[START OF Exercise input]

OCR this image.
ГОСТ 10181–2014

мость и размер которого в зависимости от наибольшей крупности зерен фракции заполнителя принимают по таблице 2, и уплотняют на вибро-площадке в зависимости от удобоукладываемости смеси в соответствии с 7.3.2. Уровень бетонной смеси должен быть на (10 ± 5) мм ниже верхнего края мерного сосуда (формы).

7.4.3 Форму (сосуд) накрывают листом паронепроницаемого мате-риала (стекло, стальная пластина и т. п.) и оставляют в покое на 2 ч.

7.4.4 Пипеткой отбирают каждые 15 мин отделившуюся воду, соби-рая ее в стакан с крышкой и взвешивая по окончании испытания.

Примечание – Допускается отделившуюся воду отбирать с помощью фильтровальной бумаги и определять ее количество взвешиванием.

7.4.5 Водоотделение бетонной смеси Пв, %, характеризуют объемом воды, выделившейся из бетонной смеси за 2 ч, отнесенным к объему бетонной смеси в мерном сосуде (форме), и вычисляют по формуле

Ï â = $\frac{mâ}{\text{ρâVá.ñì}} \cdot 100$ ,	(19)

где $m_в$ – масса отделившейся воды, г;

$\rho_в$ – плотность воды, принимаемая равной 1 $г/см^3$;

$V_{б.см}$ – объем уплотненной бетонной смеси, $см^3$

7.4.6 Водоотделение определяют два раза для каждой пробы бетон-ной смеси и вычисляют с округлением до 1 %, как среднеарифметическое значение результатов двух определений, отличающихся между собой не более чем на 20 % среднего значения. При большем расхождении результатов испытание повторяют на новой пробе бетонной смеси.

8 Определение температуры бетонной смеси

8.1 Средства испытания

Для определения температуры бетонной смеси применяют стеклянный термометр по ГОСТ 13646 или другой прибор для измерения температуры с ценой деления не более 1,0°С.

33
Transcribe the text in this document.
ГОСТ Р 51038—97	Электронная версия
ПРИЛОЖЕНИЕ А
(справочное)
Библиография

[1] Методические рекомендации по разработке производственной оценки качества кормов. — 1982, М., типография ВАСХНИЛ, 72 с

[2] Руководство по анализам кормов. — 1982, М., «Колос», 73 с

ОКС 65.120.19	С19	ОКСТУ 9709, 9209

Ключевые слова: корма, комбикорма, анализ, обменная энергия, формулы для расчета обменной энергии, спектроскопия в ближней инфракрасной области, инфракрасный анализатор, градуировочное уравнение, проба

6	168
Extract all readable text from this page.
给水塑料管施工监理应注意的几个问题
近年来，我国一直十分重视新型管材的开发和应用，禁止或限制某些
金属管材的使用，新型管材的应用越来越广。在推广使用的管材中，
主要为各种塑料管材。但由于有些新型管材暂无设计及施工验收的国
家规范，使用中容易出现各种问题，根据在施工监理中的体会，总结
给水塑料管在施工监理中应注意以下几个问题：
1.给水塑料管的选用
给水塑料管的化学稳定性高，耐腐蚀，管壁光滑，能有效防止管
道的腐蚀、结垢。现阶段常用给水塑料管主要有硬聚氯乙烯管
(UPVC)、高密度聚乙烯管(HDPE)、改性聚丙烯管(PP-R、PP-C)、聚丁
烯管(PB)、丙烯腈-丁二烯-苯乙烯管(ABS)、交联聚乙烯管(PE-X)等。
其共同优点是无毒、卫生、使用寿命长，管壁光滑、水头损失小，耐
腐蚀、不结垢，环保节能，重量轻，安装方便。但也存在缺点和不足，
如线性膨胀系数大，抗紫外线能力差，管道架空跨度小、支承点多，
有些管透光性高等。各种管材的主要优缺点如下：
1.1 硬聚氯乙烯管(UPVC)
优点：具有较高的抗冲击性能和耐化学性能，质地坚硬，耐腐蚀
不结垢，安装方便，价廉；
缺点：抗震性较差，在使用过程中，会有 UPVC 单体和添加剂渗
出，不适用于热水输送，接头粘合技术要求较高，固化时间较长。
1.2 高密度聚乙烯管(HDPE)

[END OF Exercise input]

What is needed => Each entry above is to be set down again in exactly the same words.

Complete output =>
OCR this image.
ГОСТ 10181–2014

мость и размер которого в зависимости от наибольшей крупности зерен фракции заполнителя принимают по таблице 2, и уплотняют на вибро-площадке в зависимости от удобоукладываемости смеси в соответствии с 7.3.2. Уровень бетонной смеси должен быть на (10 ± 5) мм ниже верхнего края мерного сосуда (формы).

7.4.3 Форму (сосуд) накрывают листом паронепроницаемого мате-риала (стекло, стальная пластина и т. п.) и оставляют в покое на 2 ч.

7.4.4 Пипеткой отбирают каждые 15 мин отделившуюся воду, соби-рая ее в стакан с крышкой и взвешивая по окончании испытания.

Примечание – Допускается отделившуюся воду отбирать с помощью фильтровальной бумаги и определять ее количество взвешиванием.

7.4.5 Водоотделение бетонной смеси Пв, %, характеризуют объемом воды, выделившейся из бетонной смеси за 2 ч, отнесенным к объему бетонной смеси в мерном сосуде (форме), и вычисляют по формуле

Ï â = $\frac{mâ}{\text{ρâVá.ñì}} \cdot 100$ ,	(19)

где $m_в$ – масса отделившейся воды, г;

$\rho_в$ – плотность воды, принимаемая равной 1 $г/см^3$;

$V_{б.см}$ – объем уплотненной бетонной смеси, $см^3$

7.4.6 Водоотделение определяют два раза для каждой пробы бетон-ной смеси и вычисляют с округлением до 1 %, как среднеарифметическое значение результатов двух определений, отличающихся между собой не более чем на 20 % среднего значения. При большем расхождении результатов испытание повторяют на новой пробе бетонной смеси.

8 Определение температуры бетонной смеси

8.1 Средства испытания

Для определения температуры бетонной смеси применяют стеклянный термометр по ГОСТ 13646 или другой прибор для измерения температуры с ценой деления не более 1,0°С.

33
Transcribe the text in this document.
ГОСТ Р 51038—97	Электронная версия
ПРИЛОЖЕНИЕ А
(справочное)
Библиография

[1] Методические рекомендации по разработке производственной оценки качества кормов. — 1982, М., типография ВАСХНИЛ, 72 с

[2] Руководство по анализам кормов. — 1982, М., «Колос», 73 с

ОКС 65.120.19	С19	ОКСТУ 9709, 9209

Ключевые слова: корма, комбикорма, анализ, обменная энергия, формулы для расчета обменной энергии, спектроскопия в ближней инфракрасной области, инфракрасный анализатор, градуировочное уравнение, проба

6	168
Extract all readable text from this page.
给水塑料管施工监理应注意的几个问题
近年来，我国一直十分重视新型管材的开发和应用，禁止或限制某些
金属管材的使用，新型管材的应用越来越广。在推广使用的管材中，
主要为各种塑料管材。但由于有些新型管材暂无设计及施工验收的国
家规范，使用中容易出现各种问题，根据在施工监理中的体会，总结
给水塑料管在施工监理中应注意以下几个问题：
1.给水塑料管的选用
给水塑料管的化学稳定性高，耐腐蚀，管壁光滑，能有效防止管
道的腐蚀、结垢。现阶段常用给水塑料管主要有硬聚氯乙烯管
(UPVC)、高密度聚乙烯管(HDPE)、改性聚丙烯管(PP-R、PP-C)、聚丁
烯管(PB)、丙烯腈-丁二烯-苯乙烯管(ABS)、交联聚乙烯管(PE-X)等。
其共同优点是无毒、卫生、使用寿命长，管壁光滑、水头损失小，耐
腐蚀、不结垢，环保节能，重量轻，安装方便。但也存在缺点和不足，
如线性膨胀系数大，抗紫外线能力差，管道架空跨度小、支承点多，
有些管透光性高等。各种管材的主要优缺点如下：
1.1 硬聚氯乙烯管(UPVC)
优点：具有较高的抗冲击性能和耐化学性能，质地坚硬，耐腐蚀
不结垢，安装方便，价廉；
缺点：抗震性较差，在使用过程中，会有 UPVC 单体和添加剂渗
出，不适用于热水输送，接头粘合技术要求较高，固化时间较长。
1.2 高密度聚乙烯管(HDPE)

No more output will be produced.